Copy each line of the entries that contains the word "ating".

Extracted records
===============

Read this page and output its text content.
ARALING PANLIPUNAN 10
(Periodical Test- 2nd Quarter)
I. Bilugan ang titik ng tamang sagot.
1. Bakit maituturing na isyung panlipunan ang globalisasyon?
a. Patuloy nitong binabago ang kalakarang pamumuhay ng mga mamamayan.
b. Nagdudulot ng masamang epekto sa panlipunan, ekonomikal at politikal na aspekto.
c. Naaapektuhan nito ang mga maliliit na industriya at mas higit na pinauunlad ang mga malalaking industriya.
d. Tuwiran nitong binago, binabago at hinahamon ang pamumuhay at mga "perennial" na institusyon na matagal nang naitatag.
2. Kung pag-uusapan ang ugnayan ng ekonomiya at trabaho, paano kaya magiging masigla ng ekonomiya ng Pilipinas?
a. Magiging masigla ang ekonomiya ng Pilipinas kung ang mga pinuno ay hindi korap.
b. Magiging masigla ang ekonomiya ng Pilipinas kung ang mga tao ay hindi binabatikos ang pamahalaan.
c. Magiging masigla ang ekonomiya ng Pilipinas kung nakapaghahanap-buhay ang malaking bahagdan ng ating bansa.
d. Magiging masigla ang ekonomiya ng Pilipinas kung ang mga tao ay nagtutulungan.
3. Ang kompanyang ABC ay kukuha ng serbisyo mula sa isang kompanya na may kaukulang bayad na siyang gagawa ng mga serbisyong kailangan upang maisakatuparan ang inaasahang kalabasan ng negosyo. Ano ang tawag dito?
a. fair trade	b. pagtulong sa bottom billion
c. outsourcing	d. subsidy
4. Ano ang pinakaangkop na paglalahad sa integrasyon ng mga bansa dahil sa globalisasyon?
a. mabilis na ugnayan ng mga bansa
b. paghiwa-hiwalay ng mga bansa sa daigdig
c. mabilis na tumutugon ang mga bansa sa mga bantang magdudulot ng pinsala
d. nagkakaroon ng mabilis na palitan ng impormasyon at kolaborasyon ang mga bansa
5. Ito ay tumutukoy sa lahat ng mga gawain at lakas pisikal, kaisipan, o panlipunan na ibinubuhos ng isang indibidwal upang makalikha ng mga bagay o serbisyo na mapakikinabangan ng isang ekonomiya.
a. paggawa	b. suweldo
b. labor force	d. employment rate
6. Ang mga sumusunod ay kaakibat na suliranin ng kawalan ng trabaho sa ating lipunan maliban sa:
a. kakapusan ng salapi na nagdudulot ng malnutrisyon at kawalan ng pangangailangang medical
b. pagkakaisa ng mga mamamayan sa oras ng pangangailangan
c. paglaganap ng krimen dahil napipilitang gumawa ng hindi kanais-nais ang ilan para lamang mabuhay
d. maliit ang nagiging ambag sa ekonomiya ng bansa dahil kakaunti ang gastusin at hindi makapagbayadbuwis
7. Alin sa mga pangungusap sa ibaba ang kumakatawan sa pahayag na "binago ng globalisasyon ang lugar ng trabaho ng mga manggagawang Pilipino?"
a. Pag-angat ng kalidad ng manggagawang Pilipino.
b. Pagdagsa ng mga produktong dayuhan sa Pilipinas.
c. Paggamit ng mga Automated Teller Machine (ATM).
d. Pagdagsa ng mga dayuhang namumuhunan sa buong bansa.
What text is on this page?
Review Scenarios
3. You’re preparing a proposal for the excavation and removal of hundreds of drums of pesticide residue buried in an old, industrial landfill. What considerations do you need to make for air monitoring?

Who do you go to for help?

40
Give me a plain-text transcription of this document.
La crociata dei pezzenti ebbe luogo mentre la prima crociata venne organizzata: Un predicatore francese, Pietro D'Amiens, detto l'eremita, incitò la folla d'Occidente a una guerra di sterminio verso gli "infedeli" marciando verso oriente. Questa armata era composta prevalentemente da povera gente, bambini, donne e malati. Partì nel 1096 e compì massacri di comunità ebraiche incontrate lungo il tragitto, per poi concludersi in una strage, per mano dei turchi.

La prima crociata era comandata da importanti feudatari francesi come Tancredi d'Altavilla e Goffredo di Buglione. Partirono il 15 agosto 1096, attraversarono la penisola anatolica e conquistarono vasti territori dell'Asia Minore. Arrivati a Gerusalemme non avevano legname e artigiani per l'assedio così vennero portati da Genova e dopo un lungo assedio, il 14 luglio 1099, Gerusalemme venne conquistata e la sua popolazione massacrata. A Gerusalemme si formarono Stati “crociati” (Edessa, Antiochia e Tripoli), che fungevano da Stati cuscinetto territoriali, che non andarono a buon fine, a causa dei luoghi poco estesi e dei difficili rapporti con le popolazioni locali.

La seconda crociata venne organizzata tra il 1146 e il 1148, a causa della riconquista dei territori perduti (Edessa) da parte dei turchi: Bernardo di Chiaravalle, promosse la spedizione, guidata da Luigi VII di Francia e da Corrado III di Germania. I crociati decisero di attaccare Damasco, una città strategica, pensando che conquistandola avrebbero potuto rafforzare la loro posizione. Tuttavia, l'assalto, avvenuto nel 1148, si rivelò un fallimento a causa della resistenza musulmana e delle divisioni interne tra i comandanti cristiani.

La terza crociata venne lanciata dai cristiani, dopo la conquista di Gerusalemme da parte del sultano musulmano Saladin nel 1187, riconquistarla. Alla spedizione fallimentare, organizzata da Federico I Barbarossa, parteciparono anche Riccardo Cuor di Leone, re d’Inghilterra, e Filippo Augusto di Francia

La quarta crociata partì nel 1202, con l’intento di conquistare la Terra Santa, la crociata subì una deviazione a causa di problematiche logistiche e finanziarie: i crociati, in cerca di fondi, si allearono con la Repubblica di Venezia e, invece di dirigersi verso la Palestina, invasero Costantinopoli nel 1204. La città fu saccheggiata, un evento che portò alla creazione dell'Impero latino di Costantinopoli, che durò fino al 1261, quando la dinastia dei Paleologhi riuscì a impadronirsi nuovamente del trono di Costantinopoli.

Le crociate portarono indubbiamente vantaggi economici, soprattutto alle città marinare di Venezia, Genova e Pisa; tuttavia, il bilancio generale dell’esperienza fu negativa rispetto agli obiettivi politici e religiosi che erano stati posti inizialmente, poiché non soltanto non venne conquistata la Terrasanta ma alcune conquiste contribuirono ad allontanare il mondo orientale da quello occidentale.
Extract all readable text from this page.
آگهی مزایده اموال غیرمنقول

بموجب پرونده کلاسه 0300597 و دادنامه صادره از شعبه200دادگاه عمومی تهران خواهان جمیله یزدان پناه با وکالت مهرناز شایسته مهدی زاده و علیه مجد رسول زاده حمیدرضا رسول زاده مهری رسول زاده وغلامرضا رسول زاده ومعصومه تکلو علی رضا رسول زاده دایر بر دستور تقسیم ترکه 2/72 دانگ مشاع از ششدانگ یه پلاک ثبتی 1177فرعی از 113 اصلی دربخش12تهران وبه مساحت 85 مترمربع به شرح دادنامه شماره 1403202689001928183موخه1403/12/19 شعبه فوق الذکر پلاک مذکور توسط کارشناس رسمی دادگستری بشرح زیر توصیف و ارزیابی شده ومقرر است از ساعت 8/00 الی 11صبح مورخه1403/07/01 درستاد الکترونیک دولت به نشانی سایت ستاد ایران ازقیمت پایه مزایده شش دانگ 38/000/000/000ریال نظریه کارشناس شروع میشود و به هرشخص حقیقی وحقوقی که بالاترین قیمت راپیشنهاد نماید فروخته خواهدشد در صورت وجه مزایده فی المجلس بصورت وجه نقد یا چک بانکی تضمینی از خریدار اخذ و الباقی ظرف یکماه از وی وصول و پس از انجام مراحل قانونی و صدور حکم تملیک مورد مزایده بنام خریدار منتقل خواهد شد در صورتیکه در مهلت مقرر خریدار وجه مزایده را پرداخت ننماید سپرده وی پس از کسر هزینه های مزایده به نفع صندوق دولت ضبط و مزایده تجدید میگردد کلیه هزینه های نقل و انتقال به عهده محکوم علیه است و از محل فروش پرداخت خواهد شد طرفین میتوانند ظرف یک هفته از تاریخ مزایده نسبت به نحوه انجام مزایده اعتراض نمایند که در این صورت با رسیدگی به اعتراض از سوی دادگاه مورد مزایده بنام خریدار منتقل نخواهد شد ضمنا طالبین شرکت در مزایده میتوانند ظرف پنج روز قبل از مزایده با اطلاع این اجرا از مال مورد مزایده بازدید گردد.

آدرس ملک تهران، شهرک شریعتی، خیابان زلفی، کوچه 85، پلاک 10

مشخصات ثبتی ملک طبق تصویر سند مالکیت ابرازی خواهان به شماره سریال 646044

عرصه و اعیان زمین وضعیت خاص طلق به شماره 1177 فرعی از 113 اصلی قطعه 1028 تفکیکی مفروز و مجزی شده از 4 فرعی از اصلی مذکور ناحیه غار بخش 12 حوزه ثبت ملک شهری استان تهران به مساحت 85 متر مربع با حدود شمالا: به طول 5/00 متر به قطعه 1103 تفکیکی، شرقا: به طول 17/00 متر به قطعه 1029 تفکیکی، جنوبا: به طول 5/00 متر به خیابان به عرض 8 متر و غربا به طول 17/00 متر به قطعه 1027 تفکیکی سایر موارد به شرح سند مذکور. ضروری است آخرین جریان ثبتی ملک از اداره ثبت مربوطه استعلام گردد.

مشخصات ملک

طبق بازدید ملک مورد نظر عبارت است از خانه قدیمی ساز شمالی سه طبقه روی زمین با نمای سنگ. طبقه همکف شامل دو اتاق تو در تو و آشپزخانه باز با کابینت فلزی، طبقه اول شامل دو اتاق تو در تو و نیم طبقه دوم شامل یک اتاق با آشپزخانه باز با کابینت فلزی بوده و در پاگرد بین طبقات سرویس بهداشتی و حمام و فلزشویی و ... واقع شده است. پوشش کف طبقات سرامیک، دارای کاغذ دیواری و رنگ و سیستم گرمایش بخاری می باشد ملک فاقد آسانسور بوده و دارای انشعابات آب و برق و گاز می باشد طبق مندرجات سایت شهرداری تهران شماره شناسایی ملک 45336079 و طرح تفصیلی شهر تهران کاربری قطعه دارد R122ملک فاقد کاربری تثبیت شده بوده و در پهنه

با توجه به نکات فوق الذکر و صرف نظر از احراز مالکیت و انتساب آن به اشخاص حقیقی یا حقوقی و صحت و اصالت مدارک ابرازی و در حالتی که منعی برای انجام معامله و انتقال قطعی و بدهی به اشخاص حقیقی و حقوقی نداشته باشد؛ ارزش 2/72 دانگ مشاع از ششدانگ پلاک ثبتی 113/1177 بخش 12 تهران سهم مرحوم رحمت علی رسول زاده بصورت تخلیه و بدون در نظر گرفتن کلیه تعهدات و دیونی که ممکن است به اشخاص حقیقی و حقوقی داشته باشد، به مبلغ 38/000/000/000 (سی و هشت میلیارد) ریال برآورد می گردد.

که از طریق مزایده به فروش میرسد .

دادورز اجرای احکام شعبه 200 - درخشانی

===============

ANSWER TO THE PROBLEM:
c. Magiging masigla ang ekonomiya ng Pilipinas kung nakapaghahanap-buhay ang malaking bahagdan ng ating bansa.
6. Ang mga sumusunod ay kaakibat na suliranin ng kawalan ng trabaho sa ating lipunan maliban sa:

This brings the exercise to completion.